Segmento di testo:
C. rimase a fianco del sovrano quando questi iniziò la guerra contro il papa invadendo il Patrimonio e ponendo l'assedio a Orvieto. Sembra che nel corso di questo conflitto egli abbia preso anche iniziative autonome: in una lettera del 18 giugno 1186 Urbano III si lamenta infatti che i tributi imposti da C. al clero siano così esosi da costringere quest'ultimo a chiedere l'elemosina. Fino al 1188, quando Enrico VI si recò in Germania, C. accompagnò regolarmente il re durante gli spostamenti in Italia. Poi sembra essersi dedicato con maggior impegno all'amministrazione del ducato. Le testimonianze del suo governo, se si prescinde delle menzioni nei diplomi di Federico I e di Enrico VI, sono però scarse. Si conservano soltanto due documenti da lui rilasciati. Il suo nome compare varie volte anche in accordi relativi alla consegna di piazzeforti e di castelli e nella datazione dei documenti. Complessivamente si può dire che durante il governo di C. il ducato attraversò un periodo relativamente pacifico, contraddistinto da una vivace attività edilizia e da prosperità economica, favorito soprattutto dalla posizione geografica ai confini del Regno di Sicilia.
Appoggiandosi su una serie di piazzeforti, tra le quali spiccano oltre alla già menzionata Assisi, soprattutto Gualdo e Cesi, C. seppe evidentemente tenere a freno le faide locali. Poteva anche disporre di una serie di grosse entrate, di cui sono documentate meglio quelle di Rieti e di Terni. Per quel che lo riguarda personalmente, si deve aggiungere che nelle fonti non è traccia della crudele durezza nei confronti dei nemici rimproverata così spesso dai contemporanei ad Enrico VI.

Estratti delle righe:
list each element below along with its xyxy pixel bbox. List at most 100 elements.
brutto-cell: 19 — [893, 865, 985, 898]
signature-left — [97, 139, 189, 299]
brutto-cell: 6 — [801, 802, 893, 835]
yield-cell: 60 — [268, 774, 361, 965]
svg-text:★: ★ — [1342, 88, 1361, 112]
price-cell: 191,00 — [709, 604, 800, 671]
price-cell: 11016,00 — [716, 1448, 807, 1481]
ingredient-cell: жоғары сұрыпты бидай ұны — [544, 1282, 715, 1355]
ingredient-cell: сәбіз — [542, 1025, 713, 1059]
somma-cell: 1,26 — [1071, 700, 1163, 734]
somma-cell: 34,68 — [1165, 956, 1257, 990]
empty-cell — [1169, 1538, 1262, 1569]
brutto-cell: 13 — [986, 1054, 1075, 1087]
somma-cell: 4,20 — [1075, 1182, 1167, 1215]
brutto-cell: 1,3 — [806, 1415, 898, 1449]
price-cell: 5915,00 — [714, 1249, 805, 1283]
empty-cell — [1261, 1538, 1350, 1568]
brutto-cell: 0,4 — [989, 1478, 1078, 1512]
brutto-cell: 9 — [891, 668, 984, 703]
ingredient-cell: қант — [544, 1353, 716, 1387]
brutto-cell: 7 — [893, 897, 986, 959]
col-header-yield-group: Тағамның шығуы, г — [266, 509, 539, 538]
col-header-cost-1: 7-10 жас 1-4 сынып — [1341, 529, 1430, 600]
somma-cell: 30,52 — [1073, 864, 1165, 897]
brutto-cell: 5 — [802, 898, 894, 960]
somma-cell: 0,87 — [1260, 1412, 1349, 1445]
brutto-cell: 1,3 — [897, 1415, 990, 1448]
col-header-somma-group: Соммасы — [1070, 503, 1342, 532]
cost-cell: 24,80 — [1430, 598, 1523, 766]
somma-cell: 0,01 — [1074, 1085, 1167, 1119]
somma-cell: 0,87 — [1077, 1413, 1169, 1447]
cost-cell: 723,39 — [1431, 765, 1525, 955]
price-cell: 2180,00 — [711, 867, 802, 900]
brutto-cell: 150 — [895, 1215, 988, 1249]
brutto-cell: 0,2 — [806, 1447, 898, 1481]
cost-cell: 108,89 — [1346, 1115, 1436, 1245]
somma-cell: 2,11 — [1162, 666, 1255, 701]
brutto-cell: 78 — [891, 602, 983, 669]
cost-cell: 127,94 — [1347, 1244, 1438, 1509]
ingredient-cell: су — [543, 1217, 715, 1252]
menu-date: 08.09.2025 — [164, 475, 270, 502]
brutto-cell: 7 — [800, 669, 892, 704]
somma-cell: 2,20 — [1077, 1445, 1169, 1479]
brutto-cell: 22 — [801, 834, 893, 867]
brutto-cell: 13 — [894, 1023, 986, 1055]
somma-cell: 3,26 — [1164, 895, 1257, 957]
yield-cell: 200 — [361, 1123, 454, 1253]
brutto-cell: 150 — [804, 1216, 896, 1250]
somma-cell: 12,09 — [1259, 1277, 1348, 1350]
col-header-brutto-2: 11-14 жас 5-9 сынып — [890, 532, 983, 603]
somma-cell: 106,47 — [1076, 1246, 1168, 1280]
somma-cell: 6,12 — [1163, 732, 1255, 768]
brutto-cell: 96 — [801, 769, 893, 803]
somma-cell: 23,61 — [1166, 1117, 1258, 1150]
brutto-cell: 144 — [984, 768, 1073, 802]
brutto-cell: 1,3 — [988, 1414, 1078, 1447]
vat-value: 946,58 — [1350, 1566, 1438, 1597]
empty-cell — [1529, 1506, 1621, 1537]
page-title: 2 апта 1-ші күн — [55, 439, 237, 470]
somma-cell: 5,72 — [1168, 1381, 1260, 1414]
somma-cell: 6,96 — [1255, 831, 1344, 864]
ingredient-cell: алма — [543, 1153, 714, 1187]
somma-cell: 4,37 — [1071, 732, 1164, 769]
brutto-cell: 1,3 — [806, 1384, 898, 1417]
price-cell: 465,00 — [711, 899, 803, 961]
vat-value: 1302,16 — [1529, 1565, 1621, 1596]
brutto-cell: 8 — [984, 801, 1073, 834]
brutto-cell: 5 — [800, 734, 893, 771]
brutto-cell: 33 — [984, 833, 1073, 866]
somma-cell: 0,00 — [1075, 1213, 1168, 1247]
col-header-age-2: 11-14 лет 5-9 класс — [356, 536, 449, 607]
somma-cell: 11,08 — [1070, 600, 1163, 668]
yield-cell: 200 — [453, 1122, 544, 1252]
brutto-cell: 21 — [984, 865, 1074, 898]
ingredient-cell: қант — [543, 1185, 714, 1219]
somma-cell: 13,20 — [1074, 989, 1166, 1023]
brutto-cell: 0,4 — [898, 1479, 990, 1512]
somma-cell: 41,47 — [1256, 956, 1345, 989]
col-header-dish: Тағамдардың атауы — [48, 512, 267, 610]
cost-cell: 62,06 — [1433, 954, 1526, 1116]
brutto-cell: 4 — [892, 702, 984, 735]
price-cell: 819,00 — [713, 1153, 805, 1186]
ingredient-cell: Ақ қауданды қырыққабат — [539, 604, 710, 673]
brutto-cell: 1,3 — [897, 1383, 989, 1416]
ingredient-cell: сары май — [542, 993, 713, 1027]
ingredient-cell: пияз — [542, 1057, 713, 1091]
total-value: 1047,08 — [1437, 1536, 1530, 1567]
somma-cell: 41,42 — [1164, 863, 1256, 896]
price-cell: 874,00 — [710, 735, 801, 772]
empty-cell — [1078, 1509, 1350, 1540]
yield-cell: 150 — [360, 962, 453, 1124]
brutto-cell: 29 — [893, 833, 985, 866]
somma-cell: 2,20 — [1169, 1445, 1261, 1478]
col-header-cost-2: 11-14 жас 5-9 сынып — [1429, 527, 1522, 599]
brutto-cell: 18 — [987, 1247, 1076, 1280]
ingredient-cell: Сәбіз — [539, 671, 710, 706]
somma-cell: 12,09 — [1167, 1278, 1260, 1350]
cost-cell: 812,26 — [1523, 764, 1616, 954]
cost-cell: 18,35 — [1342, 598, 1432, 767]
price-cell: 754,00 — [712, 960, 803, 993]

Istruzioni operative:
- a) Elenca le piazzeforti nominate nel testo sul governo di C. nel ducato.
- b) Estendi il testo sul governo di C. nel ducato a partire dal punto in cui si interrompe.
Le righe non servono per svolgere il lavoro.

Soluzioni:
- a) Assisi, Gualdo, Cesi

- b)
Non sappiamo con esattezza dove precisamente C. si trattenesse negli anni che precedettero la conquista definitiva del Regno di Sicilia nel 1194. Egli fu comunque presente all'incoronazione imperiale di Enrico nel 1191 a Roma: figura infatti tra i testimoni di un diploma rilasciato immediatamente dopo la cerimonia. Partecipò anche alla successiva prima campagna per la conquista del Regno conclusasi con la totale sconfitta di Enrico e la cattura di Costanza, sua moglie. Nel corso della ritirata l'imperatore avrebbe affidato alla custodia di C. il fratello dell'abate di Montecassino preso in ostaggio. Quando nell'estate del 1192 Costanza fu liberata da Tancredi, dopo lunghe e difficili trattative, essa, prima di ritornare in Germania, si fermò nel ducato di Spoleto: episodio, questo, che conferma l'ascendente di C. sulla coppia reale. Nel 1194 Enrico riuscì finalmente ad impadronirsi del Regno di Sicilia, con l'aiuto delle flotte di Pisa e di Genova e con l'appoggio di numerosi baroni meridionali e fu incoronato re di Sicilia il giorno di Natale del 1194 a Palermo. Il giorno dopo, a Iesi, sua moglie diede alla luce l'erede al trono, il futuro Federico II, il quale poco dopo la nascita fu affidato alle cure della moglie di Corrado.
La storiografia ha cercato di individuare il nome e la famiglia di origine di questa donna alla quale la coppia imperiale affidò il suo unico erede e con la quale Federico II passò i primi anni di vita a Foligno: ma nessuna delle numerose fonti che testimoniano dell'infanzia dell'imperatore, offre elementi al riguardo. Si è supposto che essa appartenesse a una nobile famiglia italiana basandosi sulla circostanza che Innocenzo III, molti anni dopo la morte di C., le assegnò entrate della città e della contea di Nocera. D'altra parte è rilevato che tutti i figli di C. nati da questo matrimonio portavano nomi (Enrico, Corrado, Rainaldo, Bertoldo) che potrebbero fare pensare che la moglie di C. fosse in qualche modo imparentata con gli Svevi, e discendesse forse addirittura da un ramo collaterale dei conti di Borgogna. Ma non esiste nessuna fonte a sostegno né dell'una né dell'altra ipotesi.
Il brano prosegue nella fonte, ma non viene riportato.